JOB
Each entry must appear again exactly as it does in the source.

[Figure data in JSON]
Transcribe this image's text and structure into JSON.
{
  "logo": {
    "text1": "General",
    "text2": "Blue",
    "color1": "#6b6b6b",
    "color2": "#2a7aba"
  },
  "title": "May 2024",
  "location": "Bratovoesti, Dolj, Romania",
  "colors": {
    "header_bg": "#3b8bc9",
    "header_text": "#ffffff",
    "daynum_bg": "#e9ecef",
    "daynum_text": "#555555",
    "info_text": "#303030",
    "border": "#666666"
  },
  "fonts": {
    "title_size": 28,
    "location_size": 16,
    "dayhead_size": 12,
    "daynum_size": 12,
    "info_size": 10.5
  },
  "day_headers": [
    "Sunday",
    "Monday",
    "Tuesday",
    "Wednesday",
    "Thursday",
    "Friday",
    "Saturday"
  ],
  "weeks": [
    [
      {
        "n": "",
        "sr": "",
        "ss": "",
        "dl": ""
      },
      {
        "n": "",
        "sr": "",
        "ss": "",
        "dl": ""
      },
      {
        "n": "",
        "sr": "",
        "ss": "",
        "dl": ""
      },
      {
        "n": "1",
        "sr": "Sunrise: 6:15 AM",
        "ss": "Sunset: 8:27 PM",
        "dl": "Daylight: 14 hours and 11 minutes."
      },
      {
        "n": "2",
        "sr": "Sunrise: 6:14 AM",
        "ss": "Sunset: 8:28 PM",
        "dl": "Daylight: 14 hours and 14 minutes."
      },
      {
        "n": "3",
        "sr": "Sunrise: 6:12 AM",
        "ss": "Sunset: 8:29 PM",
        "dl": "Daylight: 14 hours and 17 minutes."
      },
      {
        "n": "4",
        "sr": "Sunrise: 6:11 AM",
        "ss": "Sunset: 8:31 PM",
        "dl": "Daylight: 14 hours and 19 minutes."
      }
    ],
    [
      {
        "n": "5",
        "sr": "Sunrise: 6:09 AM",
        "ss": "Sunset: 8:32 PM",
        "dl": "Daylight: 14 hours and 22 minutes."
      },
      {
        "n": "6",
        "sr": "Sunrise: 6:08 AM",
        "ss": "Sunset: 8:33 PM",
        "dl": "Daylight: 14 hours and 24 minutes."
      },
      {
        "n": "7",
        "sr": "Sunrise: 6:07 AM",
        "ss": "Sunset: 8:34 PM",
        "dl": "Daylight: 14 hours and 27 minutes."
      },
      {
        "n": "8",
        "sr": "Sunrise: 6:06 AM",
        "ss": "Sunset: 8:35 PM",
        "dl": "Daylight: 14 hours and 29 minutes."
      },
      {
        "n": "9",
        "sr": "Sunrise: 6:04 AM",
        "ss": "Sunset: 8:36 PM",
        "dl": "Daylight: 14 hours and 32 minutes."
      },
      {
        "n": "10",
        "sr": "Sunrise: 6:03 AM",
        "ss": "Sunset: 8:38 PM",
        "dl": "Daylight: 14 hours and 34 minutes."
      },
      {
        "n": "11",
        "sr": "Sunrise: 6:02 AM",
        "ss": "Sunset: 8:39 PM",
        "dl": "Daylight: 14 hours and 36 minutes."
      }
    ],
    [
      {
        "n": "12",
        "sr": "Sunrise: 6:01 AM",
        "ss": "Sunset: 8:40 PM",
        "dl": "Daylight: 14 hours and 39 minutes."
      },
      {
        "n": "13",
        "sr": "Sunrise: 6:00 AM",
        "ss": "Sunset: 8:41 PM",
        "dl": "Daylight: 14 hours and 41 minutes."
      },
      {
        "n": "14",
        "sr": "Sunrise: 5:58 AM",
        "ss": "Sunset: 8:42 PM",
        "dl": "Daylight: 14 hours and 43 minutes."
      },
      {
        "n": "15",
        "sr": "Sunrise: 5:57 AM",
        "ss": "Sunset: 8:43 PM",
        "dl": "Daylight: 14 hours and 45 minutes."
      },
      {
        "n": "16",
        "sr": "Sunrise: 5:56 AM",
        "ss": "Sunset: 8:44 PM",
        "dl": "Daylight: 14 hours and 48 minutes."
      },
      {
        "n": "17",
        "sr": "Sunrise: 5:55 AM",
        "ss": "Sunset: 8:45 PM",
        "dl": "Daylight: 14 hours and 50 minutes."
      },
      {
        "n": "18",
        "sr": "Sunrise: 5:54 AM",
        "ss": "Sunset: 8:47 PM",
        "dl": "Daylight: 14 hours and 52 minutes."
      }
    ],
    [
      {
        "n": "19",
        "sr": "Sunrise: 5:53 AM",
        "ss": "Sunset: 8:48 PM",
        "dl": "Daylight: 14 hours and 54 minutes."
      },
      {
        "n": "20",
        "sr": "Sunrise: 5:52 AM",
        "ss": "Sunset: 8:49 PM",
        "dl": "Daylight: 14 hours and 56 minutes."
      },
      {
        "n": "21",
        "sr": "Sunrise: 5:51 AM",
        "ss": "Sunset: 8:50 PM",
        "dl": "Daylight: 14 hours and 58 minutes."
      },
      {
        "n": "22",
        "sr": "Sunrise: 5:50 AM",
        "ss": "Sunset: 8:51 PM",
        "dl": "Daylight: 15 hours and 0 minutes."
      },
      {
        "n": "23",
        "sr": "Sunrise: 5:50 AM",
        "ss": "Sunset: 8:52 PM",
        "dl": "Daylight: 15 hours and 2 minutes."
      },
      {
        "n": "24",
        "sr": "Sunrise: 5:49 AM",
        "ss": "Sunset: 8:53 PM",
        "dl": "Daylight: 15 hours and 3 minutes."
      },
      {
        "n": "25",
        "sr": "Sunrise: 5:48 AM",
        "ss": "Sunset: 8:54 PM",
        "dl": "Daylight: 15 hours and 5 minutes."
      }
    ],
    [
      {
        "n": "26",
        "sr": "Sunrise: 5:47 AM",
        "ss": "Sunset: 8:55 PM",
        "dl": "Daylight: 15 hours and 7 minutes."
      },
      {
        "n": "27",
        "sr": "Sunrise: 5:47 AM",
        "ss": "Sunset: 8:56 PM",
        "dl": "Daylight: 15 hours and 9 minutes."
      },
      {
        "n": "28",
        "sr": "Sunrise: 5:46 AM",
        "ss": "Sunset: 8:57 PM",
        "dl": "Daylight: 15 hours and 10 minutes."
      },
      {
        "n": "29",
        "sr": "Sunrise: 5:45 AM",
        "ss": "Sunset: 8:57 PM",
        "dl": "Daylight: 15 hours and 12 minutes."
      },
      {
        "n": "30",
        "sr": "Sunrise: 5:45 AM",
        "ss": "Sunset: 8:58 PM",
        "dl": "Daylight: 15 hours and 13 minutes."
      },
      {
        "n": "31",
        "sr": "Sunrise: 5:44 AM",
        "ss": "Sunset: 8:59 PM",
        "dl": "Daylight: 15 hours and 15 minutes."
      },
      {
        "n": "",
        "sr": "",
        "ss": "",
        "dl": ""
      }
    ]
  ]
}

CORRECT RESPONSE
Transcribe this image's text and structure into JSON.
{
  "logo": {
    "text1": "General",
    "text2": "Blue",
    "color1": "#6b6b6b",
    "color2": "#2a7aba"
  },
  "title": "May 2024",
  "location": "Bratovoesti, Dolj, Romania",
  "colors": {
    "header_bg": "#3b8bc9",
    "header_text": "#ffffff",
    "daynum_bg": "#e9ecef",
    "daynum_text": "#555555",
    "info_text": "#303030",
    "border": "#666666"
  },
  "fonts": {
    "title_size": 28,
    "location_size": 16,
    "dayhead_size": 12,
    "daynum_size": 12,
    "info_size": 10.5
  },
  "day_headers": [
    "Sunday",
    "Monday",
    "Tuesday",
    "Wednesday",
    "Thursday",
    "Friday",
    "Saturday"
  ],
  "weeks": [
    [
      {
        "n": "",
        "sr": "",
        "ss": "",
        "dl": ""
      },
      {
        "n": "",
        "sr": "",
        "ss": "",
        "dl": ""
      },
      {
        "n": "",
        "sr": "",
        "ss": "",
        "dl": ""
      },
      {
        "n": "1",
        "sr": "Sunrise: 6:15 AM",
        "ss": "Sunset: 8:27 PM",
        "dl": "Daylight: 14 hours and 11 minutes."
      },
      {
        "n": "2",
        "sr": "Sunrise: 6:14 AM",
        "ss": "Sunset: 8:28 PM",
        "dl": "Daylight: 14 hours and 14 minutes."
      },
      {
        "n": "3",
        "sr": "Sunrise: 6:12 AM",
        "ss": "Sunset: 8:29 PM",
        "dl": "Daylight: 14 hours and 17 minutes."
      },
      {
        "n": "4",
        "sr": "Sunrise: 6:11 AM",
        "ss": "Sunset: 8:31 PM",
        "dl": "Daylight: 14 hours and 19 minutes."
      }
    ],
    [
      {
        "n": "5",
        "sr": "Sunrise: 6:09 AM",
        "ss": "Sunset: 8:32 PM",
        "dl": "Daylight: 14 hours and 22 minutes."
      },
      {
        "n": "6",
        "sr": "Sunrise: 6:08 AM",
        "ss": "Sunset: 8:33 PM",
        "dl": "Daylight: 14 hours and 24 minutes."
      },
      {
        "n": "7",
        "sr": "Sunrise: 6:07 AM",
        "ss": "Sunset: 8:34 PM",
        "dl": "Daylight: 14 hours and 27 minutes."
      },
      {
        "n": "8",
        "sr": "Sunrise: 6:06 AM",
        "ss": "Sunset: 8:35 PM",
        "dl": "Daylight: 14 hours and 29 minutes."
      },
      {
        "n": "9",
        "sr": "Sunrise: 6:04 AM",
        "ss": "Sunset: 8:36 PM",
        "dl": "Daylight: 14 hours and 32 minutes."
      },
      {
        "n": "10",
        "sr": "Sunrise: 6:03 AM",
        "ss": "Sunset: 8:38 PM",
        "dl": "Daylight: 14 hours and 34 minutes."
      },
      {
        "n": "11",
        "sr": "Sunrise: 6:02 AM",
        "ss": "Sunset: 8:39 PM",
        "dl": "Daylight: 14 hours and 36 minutes."
      }
    ],
    [
      {
        "n": "12",
        "sr": "Sunrise: 6:01 AM",
        "ss": "Sunset: 8:40 PM",
        "dl": "Daylight: 14 hours and 39 minutes."
      },
      {
        "n": "13",
        "sr": "Sunrise: 6:00 AM",
        "ss": "Sunset: 8:41 PM",
        "dl": "Daylight: 14 hours and 41 minutes."
      },
      {
        "n": "14",
        "sr": "Sunrise: 5:58 AM",
        "ss": "Sunset: 8:42 PM",
        "dl": "Daylight: 14 hours and 43 minutes."
      },
      {
        "n": "15",
        "sr": "Sunrise: 5:57 AM",
        "ss": "Sunset: 8:43 PM",
        "dl": "Daylight: 14 hours and 45 minutes."
      },
      {
        "n": "16",
        "sr": "Sunrise: 5:56 AM",
        "ss": "Sunset: 8:44 PM",
        "dl": "Daylight: 14 hours and 48 minutes."
      },
      {
        "n": "17",
        "sr": "Sunrise: 5:55 AM",
        "ss": "Sunset: 8:45 PM",
        "dl": "Daylight: 14 hours and 50 minutes."
      },
      {
        "n": "18",
        "sr": "Sunrise: 5:54 AM",
        "ss": "Sunset: 8:47 PM",
        "dl": "Daylight: 14 hours and 52 minutes."
      }
    ],
    [
      {
        "n": "19",
        "sr": "Sunrise: 5:53 AM",
        "ss": "Sunset: 8:48 PM",
        "dl": "Daylight: 14 hours and 54 minutes."
      },
      {
        "n": "20",
        "sr": "Sunrise: 5:52 AM",
        "ss": "Sunset: 8:49 PM",
        "dl": "Daylight: 14 hours and 56 minutes."
      },
      {
        "n": "21",
        "sr": "Sunrise: 5:51 AM",
        "ss": "Sunset: 8:50 PM",
        "dl": "Daylight: 14 hours and 58 minutes."
      },
      {
        "n": "22",
        "sr": "Sunrise: 5:50 AM",
        "ss": "Sunset: 8:51 PM",
        "dl": "Daylight: 15 hours and 0 minutes."
      },
      {
        "n": "23",
        "sr": "Sunrise: 5:50 AM",
        "ss": "Sunset: 8:52 PM",
        "dl": "Daylight: 15 hours and 2 minutes."
      },
      {
        "n": "24",
        "sr": "Sunrise: 5:49 AM",
        "ss": "Sunset: 8:53 PM",
        "dl": "Daylight: 15 hours and 3 minutes."
      },
      {
        "n": "25",
        "sr": "Sunrise: 5:48 AM",
        "ss": "Sunset: 8:54 PM",
        "dl": "Daylight: 15 hours and 5 minutes."
      }
    ],
    [
      {
        "n": "26",
        "sr": "Sunrise: 5:47 AM",
        "ss": "Sunset: 8:55 PM",
        "dl": "Daylight: 15 hours and 7 minutes."
      },
      {
        "n": "27",
        "sr": "Sunrise: 5:47 AM",
        "ss": "Sunset: 8:56 PM",
        "dl": "Daylight: 15 hours and 9 minutes."
      },
      {
        "n": "28",
        "sr": "Sunrise: 5:46 AM",
        "ss": "Sunset: 8:57 PM",
        "dl": "Daylight: 15 hours and 10 minutes."
      },
      {
        "n": "29",
        "sr": "Sunrise: 5:45 AM",
        "ss": "Sunset: 8:57 PM",
        "dl": "Daylight: 15 hours and 12 minutes."
      },
      {
        "n": "30",
        "sr": "Sunrise: 5:45 AM",
        "ss": "Sunset: 8:58 PM",
        "dl": "Daylight: 15 hours and 13 minutes."
      },
      {
        "n": "31",
        "sr": "Sunrise: 5:44 AM",
        "ss": "Sunset: 8:59 PM",
        "dl": "Daylight: 15 hours and 15 minutes."
      },
      {
        "n": "",
        "sr": "",
        "ss": "",
        "dl": ""
      }
    ]
  ]
}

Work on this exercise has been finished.